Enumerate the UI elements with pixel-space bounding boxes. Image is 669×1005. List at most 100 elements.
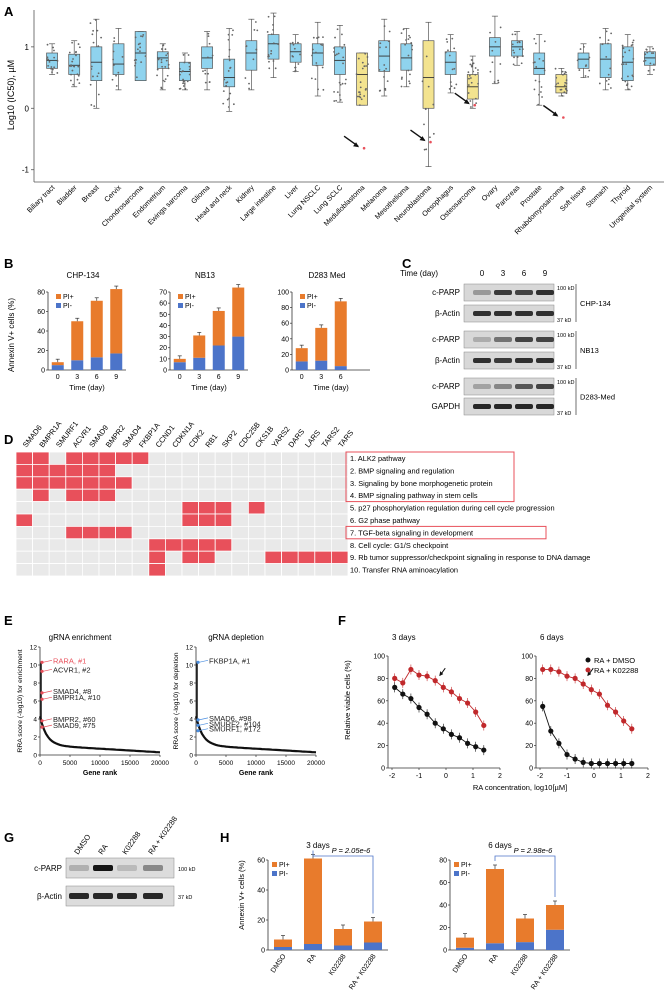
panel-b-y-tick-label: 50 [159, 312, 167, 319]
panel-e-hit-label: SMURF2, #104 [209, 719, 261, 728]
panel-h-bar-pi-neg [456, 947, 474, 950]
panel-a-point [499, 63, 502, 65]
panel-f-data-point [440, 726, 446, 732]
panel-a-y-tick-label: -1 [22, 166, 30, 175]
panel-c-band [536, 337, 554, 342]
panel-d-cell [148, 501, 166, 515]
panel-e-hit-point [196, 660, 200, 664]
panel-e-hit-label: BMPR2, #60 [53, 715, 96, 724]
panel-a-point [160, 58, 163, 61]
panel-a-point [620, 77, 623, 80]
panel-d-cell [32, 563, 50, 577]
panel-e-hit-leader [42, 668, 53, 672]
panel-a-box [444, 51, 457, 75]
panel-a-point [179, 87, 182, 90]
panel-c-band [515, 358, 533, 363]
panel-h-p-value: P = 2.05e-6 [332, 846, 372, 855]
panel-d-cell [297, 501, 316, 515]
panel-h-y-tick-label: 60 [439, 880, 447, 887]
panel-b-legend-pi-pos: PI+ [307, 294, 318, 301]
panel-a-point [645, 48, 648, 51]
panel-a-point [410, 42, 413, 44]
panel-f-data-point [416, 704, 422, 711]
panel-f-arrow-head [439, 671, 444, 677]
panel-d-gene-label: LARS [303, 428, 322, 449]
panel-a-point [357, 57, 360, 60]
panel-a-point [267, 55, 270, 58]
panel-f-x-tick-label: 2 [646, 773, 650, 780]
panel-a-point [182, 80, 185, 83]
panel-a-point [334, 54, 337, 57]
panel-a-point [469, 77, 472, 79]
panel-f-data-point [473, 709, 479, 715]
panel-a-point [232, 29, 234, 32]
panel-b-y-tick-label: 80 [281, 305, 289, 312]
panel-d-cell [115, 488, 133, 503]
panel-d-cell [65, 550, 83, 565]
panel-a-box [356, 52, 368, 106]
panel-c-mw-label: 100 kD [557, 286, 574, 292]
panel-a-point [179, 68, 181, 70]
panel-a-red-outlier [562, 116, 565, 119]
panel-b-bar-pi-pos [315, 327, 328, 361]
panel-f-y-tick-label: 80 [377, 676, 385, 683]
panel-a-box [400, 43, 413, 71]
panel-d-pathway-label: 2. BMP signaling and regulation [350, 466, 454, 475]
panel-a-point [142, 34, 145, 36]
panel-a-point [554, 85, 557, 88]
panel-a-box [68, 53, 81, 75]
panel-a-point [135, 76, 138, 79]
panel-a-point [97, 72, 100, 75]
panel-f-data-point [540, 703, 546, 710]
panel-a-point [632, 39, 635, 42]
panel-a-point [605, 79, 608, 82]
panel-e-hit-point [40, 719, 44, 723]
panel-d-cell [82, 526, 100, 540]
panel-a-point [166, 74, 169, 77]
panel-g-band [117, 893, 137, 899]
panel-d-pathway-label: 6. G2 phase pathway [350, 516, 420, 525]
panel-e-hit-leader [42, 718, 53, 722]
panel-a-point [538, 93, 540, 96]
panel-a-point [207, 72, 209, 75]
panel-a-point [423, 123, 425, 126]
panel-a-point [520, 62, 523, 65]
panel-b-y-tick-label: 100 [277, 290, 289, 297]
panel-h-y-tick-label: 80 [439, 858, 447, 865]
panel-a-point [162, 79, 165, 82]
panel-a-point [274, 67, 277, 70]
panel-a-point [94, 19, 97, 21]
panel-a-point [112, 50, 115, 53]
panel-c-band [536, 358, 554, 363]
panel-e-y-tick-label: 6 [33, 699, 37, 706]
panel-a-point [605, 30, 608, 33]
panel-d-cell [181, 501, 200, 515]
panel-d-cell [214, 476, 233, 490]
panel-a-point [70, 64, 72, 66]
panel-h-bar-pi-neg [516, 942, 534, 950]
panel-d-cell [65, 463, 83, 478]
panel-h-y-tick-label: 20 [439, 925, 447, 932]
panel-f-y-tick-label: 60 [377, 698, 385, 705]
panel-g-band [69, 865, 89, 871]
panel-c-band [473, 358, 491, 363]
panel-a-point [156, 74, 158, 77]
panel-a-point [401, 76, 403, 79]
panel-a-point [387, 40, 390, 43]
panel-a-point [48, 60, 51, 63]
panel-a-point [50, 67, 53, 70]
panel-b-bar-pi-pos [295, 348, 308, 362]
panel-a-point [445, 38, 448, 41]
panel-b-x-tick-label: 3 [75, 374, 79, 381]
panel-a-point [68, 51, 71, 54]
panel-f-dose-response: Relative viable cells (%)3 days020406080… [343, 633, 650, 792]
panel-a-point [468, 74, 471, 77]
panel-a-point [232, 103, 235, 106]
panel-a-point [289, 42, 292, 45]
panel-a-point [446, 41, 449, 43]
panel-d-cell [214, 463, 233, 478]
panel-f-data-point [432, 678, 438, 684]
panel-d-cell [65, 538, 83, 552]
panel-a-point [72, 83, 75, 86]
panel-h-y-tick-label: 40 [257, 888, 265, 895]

━━━━━━━━━━━━━━━━━━━━

Exercise description - Every record above should be set down exactly, with the pictures left out.

Response to this task -
Enumerate the UI elements with pixel-space bounding boxes. Image is 669×1005. List at most 100 elements.
panel-b-y-tick-label: 50 [159, 312, 167, 319]
panel-e-hit-label: SMURF2, #104 [209, 719, 261, 728]
panel-h-bar-pi-neg [456, 947, 474, 950]
panel-a-point [499, 63, 502, 65]
panel-f-data-point [440, 726, 446, 732]
panel-a-y-tick-label: -1 [22, 166, 30, 175]
panel-c-band [536, 337, 554, 342]
panel-d-cell [148, 501, 166, 515]
panel-e-hit-point [196, 660, 200, 664]
panel-e-hit-label: BMPR2, #60 [53, 715, 96, 724]
panel-a-point [160, 58, 163, 61]
panel-a-point [620, 77, 623, 80]
panel-d-cell [32, 563, 50, 577]
panel-e-hit-leader [42, 668, 53, 672]
panel-a-box [444, 51, 457, 75]
panel-a-point [179, 87, 182, 90]
panel-c-band [515, 358, 533, 363]
panel-h-p-value: P = 2.05e-6 [332, 846, 372, 855]
panel-d-cell [297, 501, 316, 515]
panel-h-y-tick-label: 60 [439, 880, 447, 887]
panel-b-legend-pi-pos: PI+ [307, 294, 318, 301]
panel-a-point [645, 48, 648, 51]
panel-a-point [410, 42, 413, 44]
panel-f-data-point [416, 704, 422, 711]
panel-f-arrow-head [439, 671, 444, 677]
panel-d-gene-label: LARS [303, 428, 322, 449]
panel-a-point [357, 57, 360, 60]
panel-a-point [267, 55, 270, 58]
panel-f-x-tick-label: 2 [646, 773, 650, 780]
panel-a-point [182, 80, 185, 83]
panel-a-point [334, 54, 337, 57]
panel-a-point [469, 77, 472, 79]
panel-f-data-point [473, 709, 479, 715]
panel-a-point [232, 29, 234, 32]
panel-b-y-tick-label: 80 [281, 305, 289, 312]
panel-d-cell [115, 488, 133, 503]
panel-d-cell [65, 550, 83, 565]
panel-a-box [356, 52, 368, 106]
panel-c-mw-label: 100 kD [557, 286, 574, 292]
panel-a-point [179, 68, 181, 70]
panel-a-red-outlier [562, 116, 565, 119]
panel-b-bar-pi-pos [315, 327, 328, 361]
panel-f-y-tick-label: 80 [377, 676, 385, 683]
panel-a-box [400, 43, 413, 71]
panel-d-pathway-label: 2. BMP signaling and regulation [350, 466, 454, 475]
panel-a-point [142, 34, 145, 36]
panel-a-point [554, 85, 557, 88]
panel-a-box [68, 53, 81, 75]
panel-a-point [135, 76, 138, 79]
panel-a-point [97, 72, 100, 75]
panel-f-data-point [540, 703, 546, 710]
panel-a-point [632, 39, 635, 42]
panel-a-point [605, 79, 608, 82]
panel-e-hit-point [40, 719, 44, 723]
panel-d-cell [82, 526, 100, 540]
panel-a-point [166, 74, 169, 77]
panel-g-band [117, 893, 137, 899]
panel-d-pathway-label: 6. G2 phase pathway [350, 516, 420, 525]
panel-e-hit-leader [42, 718, 53, 722]
panel-a-point [538, 93, 540, 96]
panel-a-point [207, 72, 209, 75]
panel-a-point [423, 123, 425, 126]
panel-a-point [520, 62, 523, 65]
panel-b-y-tick-label: 100 [277, 290, 289, 297]
panel-h-y-tick-label: 80 [439, 858, 447, 865]
panel-a-point [162, 79, 165, 82]
panel-a-point [274, 67, 277, 70]
panel-a-point [94, 19, 97, 21]
panel-a-point [112, 50, 115, 53]
panel-c-band [536, 358, 554, 363]
panel-e-y-tick-label: 6 [33, 699, 37, 706]
panel-a-point [605, 30, 608, 33]
panel-d-cell [181, 501, 200, 515]
panel-d-cell [214, 476, 233, 490]
panel-a-point [70, 64, 72, 66]
panel-h-bar-pi-neg [516, 942, 534, 950]
panel-d-cell [65, 463, 83, 478]
panel-h-y-tick-label: 20 [439, 925, 447, 932]
panel-f-y-tick-label: 60 [377, 698, 385, 705]
panel-g-band [69, 865, 89, 871]
panel-c-band [473, 358, 491, 363]
panel-a-point [156, 74, 158, 77]
panel-a-point [401, 76, 403, 79]
panel-a-point [387, 40, 390, 43]
panel-a-point [48, 60, 51, 63]
panel-a-point [50, 67, 53, 70]
panel-b-bar-pi-pos [295, 348, 308, 362]
panel-a-point [445, 38, 448, 41]
panel-b-x-tick-label: 3 [75, 374, 79, 381]
panel-a-point [68, 51, 71, 54]
panel-f-dose-response: Relative viable cells (%)3 days020406080… [343, 633, 650, 792]
panel-a-point [468, 74, 471, 77]
panel-a-point [232, 103, 235, 106]
panel-a-point [289, 42, 292, 45]
panel-a-point [446, 41, 449, 43]
panel-d-cell [214, 463, 233, 478]
panel-f-data-point [432, 678, 438, 684]
panel-d-cell [65, 538, 83, 552]
panel-a-point [72, 83, 75, 86]
panel-h-y-tick-label: 40 [257, 888, 265, 895]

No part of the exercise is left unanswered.